What is needed » Output a single figure: the number of lines in which the word "Präventionsangebote" appears.

[Records about charts and figures]
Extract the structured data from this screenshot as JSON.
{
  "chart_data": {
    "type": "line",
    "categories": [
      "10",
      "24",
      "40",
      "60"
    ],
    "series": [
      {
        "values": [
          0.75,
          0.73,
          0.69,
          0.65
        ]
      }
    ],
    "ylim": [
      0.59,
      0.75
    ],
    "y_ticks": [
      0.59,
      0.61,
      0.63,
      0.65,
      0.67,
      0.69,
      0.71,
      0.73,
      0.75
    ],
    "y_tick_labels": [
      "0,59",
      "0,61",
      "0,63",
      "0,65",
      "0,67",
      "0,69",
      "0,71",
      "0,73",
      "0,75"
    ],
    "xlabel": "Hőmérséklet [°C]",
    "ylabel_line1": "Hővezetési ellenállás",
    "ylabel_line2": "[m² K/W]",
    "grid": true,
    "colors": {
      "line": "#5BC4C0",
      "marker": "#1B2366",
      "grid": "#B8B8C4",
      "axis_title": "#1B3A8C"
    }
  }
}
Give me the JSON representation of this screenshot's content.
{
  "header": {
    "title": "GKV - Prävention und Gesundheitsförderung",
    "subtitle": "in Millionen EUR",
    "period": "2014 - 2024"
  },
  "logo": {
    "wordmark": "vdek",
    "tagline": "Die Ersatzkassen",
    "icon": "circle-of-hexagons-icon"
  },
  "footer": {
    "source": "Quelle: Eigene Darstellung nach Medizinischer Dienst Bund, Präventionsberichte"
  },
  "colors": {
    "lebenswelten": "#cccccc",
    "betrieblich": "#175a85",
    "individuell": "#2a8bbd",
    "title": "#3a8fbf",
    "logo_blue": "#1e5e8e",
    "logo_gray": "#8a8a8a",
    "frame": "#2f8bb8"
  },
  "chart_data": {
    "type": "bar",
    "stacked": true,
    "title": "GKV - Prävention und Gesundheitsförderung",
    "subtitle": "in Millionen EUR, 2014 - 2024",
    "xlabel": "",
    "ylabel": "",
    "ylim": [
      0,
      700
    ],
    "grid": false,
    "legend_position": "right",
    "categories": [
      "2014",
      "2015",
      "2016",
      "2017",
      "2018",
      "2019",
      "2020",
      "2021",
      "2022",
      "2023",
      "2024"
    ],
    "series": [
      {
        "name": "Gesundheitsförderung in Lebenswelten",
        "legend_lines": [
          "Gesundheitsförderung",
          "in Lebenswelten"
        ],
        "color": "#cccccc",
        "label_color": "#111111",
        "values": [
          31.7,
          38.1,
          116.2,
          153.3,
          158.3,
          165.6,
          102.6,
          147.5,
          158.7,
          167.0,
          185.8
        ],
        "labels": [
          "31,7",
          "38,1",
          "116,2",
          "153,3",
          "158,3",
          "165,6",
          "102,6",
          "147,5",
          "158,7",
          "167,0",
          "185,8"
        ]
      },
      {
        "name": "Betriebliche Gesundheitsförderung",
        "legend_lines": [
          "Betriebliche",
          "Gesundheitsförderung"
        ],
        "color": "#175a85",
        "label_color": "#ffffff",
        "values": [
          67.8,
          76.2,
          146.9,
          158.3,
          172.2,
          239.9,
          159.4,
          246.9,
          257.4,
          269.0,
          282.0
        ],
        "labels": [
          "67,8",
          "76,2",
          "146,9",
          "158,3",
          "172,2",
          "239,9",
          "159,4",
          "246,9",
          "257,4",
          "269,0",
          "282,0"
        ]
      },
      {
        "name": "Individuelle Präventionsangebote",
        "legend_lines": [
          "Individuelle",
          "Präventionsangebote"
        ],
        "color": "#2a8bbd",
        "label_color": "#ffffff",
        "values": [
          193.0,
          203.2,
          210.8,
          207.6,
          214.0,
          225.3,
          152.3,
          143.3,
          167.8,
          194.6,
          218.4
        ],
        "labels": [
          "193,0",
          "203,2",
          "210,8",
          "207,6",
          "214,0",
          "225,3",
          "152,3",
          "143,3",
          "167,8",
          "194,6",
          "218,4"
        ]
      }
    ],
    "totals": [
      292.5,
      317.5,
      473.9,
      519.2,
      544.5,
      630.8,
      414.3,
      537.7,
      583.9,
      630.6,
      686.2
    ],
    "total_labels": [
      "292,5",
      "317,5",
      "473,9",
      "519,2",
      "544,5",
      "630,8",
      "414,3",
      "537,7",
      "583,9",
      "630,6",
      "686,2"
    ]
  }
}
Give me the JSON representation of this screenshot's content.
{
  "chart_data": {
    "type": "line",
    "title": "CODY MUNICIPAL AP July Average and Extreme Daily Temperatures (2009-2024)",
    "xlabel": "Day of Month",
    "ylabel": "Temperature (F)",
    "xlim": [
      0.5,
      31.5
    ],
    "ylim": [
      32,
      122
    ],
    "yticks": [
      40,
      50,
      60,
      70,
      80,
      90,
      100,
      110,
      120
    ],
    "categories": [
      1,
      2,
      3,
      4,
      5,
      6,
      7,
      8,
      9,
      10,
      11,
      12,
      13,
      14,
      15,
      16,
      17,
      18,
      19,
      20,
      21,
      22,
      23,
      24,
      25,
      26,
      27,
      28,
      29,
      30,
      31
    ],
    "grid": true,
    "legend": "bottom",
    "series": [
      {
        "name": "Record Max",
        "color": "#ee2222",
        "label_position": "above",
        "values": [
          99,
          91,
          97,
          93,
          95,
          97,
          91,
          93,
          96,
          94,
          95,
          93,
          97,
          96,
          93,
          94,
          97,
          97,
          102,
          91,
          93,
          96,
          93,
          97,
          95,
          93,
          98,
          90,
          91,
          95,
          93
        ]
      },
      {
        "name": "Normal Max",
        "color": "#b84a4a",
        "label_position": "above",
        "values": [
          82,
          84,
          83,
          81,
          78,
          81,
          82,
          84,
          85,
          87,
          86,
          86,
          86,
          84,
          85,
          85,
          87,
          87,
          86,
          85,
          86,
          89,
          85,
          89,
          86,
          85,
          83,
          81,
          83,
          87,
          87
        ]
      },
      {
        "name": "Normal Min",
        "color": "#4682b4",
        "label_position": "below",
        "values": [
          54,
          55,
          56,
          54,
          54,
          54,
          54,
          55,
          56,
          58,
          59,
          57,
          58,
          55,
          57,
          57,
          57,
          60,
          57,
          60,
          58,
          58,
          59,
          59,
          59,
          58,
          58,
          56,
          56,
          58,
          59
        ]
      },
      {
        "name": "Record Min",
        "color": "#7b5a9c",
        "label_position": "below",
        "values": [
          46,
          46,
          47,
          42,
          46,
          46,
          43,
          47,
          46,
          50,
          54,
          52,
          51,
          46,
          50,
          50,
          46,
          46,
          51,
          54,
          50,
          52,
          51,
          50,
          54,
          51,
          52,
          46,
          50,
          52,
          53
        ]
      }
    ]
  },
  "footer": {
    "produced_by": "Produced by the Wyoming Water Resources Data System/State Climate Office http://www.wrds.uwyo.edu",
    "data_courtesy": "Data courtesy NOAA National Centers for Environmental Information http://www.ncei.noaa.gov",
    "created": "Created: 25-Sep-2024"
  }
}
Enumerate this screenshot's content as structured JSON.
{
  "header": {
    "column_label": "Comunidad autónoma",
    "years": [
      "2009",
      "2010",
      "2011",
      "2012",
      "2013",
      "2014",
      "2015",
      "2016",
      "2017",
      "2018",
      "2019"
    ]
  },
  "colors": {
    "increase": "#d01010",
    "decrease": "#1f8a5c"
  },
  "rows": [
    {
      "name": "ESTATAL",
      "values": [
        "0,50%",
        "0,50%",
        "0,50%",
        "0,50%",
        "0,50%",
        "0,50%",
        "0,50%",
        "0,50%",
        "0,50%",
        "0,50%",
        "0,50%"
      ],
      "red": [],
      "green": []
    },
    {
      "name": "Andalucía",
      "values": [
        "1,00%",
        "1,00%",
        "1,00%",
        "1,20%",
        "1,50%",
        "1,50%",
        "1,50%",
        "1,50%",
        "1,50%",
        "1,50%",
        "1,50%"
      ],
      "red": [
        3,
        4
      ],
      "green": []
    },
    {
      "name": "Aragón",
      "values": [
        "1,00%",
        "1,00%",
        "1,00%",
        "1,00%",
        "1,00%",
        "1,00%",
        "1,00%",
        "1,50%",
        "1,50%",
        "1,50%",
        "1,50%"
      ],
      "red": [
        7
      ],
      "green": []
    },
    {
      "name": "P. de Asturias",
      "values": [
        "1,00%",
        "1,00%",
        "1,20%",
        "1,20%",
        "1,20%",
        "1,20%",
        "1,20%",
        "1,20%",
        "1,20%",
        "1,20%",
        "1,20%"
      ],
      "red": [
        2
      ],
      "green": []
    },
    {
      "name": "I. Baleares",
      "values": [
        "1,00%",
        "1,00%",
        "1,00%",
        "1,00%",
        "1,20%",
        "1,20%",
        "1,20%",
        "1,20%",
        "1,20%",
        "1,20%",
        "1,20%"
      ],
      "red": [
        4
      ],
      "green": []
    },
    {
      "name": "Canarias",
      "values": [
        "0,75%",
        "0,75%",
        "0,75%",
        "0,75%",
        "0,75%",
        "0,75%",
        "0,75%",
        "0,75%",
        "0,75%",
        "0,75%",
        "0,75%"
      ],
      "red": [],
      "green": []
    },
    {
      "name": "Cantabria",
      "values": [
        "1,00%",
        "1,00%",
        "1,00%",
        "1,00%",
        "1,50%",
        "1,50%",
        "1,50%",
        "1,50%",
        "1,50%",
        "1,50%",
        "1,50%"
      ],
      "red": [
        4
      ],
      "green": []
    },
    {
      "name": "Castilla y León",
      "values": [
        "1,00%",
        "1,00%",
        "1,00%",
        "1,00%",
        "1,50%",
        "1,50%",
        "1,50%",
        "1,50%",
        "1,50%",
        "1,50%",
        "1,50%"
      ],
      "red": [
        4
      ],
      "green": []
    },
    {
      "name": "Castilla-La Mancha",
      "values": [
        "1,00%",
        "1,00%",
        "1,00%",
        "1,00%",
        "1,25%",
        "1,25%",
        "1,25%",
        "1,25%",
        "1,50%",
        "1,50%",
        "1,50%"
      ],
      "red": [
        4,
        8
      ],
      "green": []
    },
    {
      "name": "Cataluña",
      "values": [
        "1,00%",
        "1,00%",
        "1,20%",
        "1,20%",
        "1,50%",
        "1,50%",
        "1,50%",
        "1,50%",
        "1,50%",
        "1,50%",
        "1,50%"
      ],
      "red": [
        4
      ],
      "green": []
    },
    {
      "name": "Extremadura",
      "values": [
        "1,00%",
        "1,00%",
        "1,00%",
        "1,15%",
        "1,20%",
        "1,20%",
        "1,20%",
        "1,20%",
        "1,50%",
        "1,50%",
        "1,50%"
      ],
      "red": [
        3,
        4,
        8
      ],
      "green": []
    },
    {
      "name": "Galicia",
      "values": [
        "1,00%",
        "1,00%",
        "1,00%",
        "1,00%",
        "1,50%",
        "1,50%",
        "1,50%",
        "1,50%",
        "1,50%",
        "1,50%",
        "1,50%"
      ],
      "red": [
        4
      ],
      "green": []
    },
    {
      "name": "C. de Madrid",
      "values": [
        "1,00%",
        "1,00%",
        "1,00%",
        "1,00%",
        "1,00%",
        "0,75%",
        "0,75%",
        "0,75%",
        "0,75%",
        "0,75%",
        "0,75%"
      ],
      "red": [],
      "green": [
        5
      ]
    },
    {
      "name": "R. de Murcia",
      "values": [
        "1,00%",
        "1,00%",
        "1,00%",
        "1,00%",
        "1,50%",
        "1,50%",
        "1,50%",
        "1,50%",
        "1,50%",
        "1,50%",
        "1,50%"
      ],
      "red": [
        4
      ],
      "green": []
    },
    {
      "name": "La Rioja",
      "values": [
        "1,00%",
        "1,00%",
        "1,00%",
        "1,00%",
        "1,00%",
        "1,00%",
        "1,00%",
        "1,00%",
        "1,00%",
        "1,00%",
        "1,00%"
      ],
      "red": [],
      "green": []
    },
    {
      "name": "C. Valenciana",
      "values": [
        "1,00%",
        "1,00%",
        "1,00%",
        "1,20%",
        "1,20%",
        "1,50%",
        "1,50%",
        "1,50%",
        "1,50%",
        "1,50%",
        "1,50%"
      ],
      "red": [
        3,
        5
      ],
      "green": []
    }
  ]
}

Exercise response » 2